» **Instruction**:
Examine each line of the data. Copy those that contain the string "JSON".

● ● ●

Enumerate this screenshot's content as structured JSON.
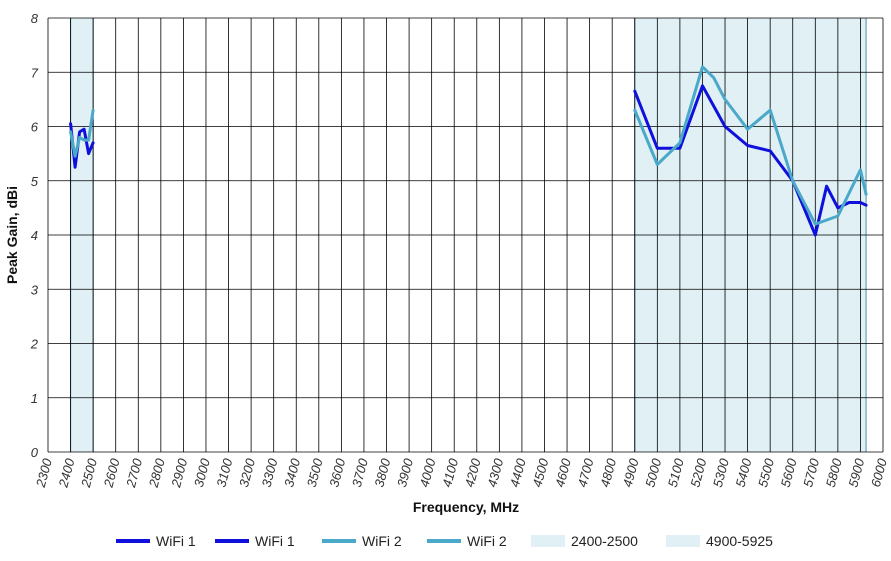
{
  "chart_data": {
    "type": "line",
    "xlabel": "Frequency, MHz",
    "ylabel": "Peak Gain, dBi",
    "xlim": [
      2300,
      6000
    ],
    "ylim": [
      0,
      8
    ],
    "x_ticks": [
      "2300",
      "2400",
      "2500",
      "2600",
      "2700",
      "2800",
      "2900",
      "3000",
      "3100",
      "3200",
      "3300",
      "3400",
      "3500",
      "3600",
      "3700",
      "3800",
      "3900",
      "4000",
      "4100",
      "4200",
      "4300",
      "4400",
      "4500",
      "4600",
      "4700",
      "4800",
      "4900",
      "5000",
      "5100",
      "5200",
      "5300",
      "5400",
      "5500",
      "5600",
      "5700",
      "5800",
      "5900",
      "6000"
    ],
    "y_ticks": [
      "0",
      "1",
      "2",
      "3",
      "4",
      "5",
      "6",
      "7",
      "8"
    ],
    "grid": true,
    "legend_position": "bottom",
    "bands": [
      {
        "name": "2400-2500",
        "from": 2400,
        "to": 2500,
        "color": "#e0f0f5"
      },
      {
        "name": "4900-5925",
        "from": 4900,
        "to": 5925,
        "color": "#e0f0f5"
      }
    ],
    "series": [
      {
        "name": "WiFi 1",
        "color": "#1010dd",
        "x": [
          2400,
          2420,
          2440,
          2460,
          2480,
          2500
        ],
        "y": [
          6.05,
          5.25,
          5.9,
          5.95,
          5.5,
          5.7
        ]
      },
      {
        "name": "WiFi 1",
        "color": "#1010dd",
        "x": [
          4900,
          5000,
          5100,
          5200,
          5300,
          5400,
          5500,
          5600,
          5700,
          5750,
          5800,
          5850,
          5900,
          5925
        ],
        "y": [
          6.65,
          5.6,
          5.6,
          6.75,
          6.0,
          5.65,
          5.55,
          5.0,
          4.0,
          4.9,
          4.5,
          4.6,
          4.6,
          4.55
        ]
      },
      {
        "name": "WiFi 2",
        "color": "#4aa8c8",
        "x": [
          2400,
          2420,
          2440,
          2460,
          2480,
          2500
        ],
        "y": [
          5.9,
          5.45,
          5.8,
          5.75,
          5.75,
          6.3
        ]
      },
      {
        "name": "WiFi 2",
        "color": "#4aa8c8",
        "x": [
          4900,
          5000,
          5100,
          5200,
          5250,
          5300,
          5400,
          5500,
          5600,
          5700,
          5800,
          5900,
          5925
        ],
        "y": [
          6.3,
          5.3,
          5.7,
          7.1,
          6.9,
          6.5,
          5.95,
          6.3,
          5.0,
          4.2,
          4.35,
          5.2,
          4.75
        ]
      }
    ]
  },
  "legend": {
    "items": [
      {
        "label": "WiFi 1",
        "color": "#1010dd",
        "kind": "line"
      },
      {
        "label": "WiFi 1",
        "color": "#1010dd",
        "kind": "line"
      },
      {
        "label": "WiFi 2",
        "color": "#4aa8c8",
        "kind": "line"
      },
      {
        "label": "WiFi 2",
        "color": "#4aa8c8",
        "kind": "line"
      },
      {
        "label": "2400-2500",
        "color": "#e0f0f5",
        "kind": "band"
      },
      {
        "label": "4900-5925",
        "color": "#e0f0f5",
        "kind": "band"
      }
    ]
  }
}
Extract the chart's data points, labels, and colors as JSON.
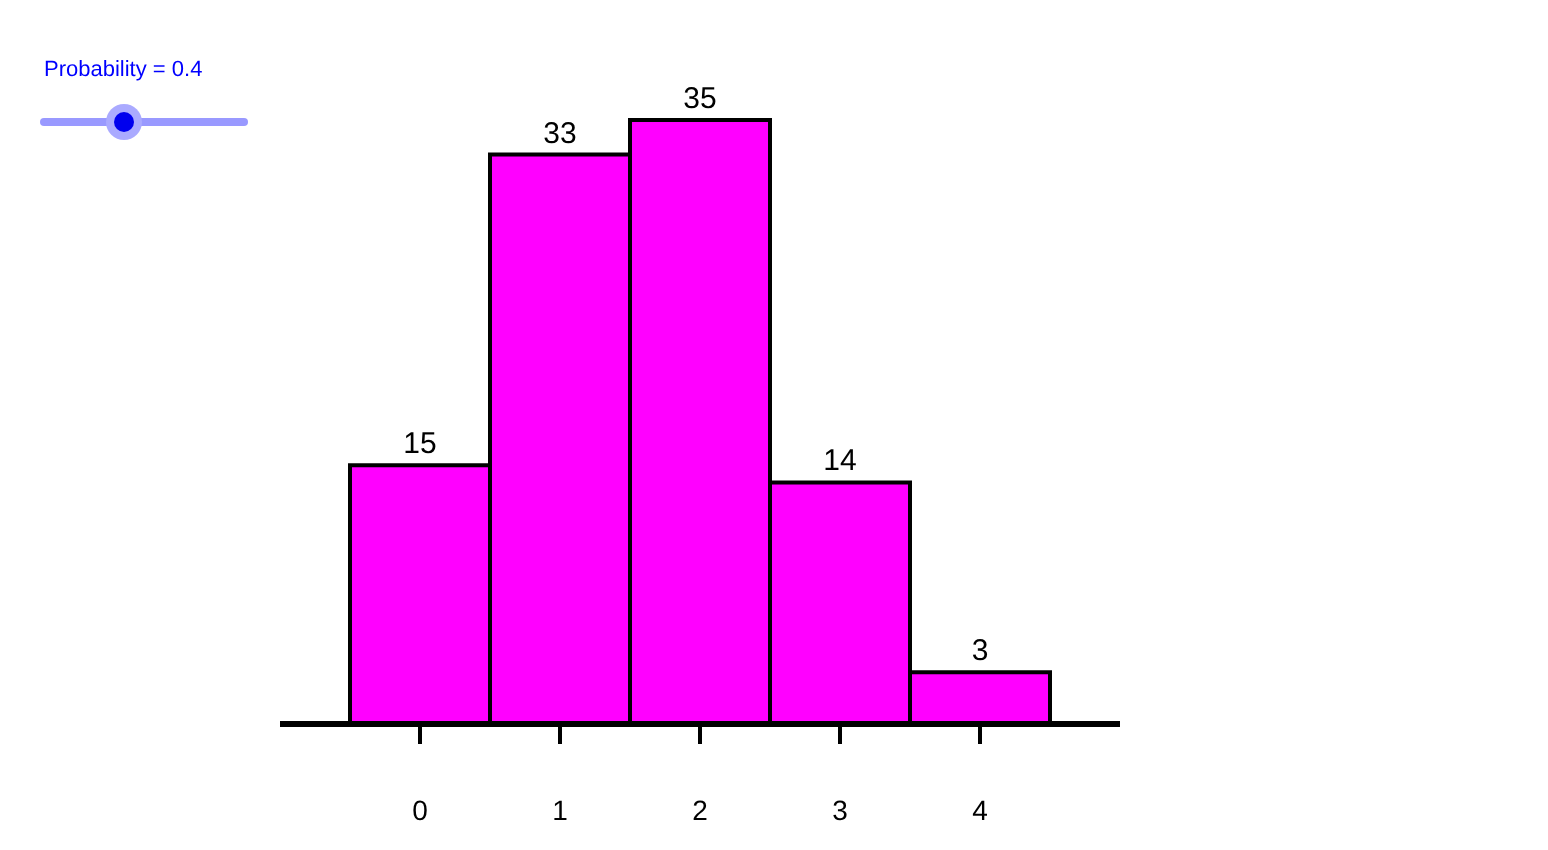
{
  "chart_data": {
    "type": "bar",
    "categories": [
      "0",
      "1",
      "2",
      "3",
      "4"
    ],
    "values": [
      15,
      33,
      35,
      14,
      3
    ],
    "color": "#ff00ff",
    "data_labels": true,
    "tick_labels": "x",
    "annotations": [
      "Probability = 0.4"
    ]
  }
}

● ● ●

» **Exercise answer**:
Enumerate this screenshot's content as structured JSON.
Extract the chart's data points, labels, and colors as JSON.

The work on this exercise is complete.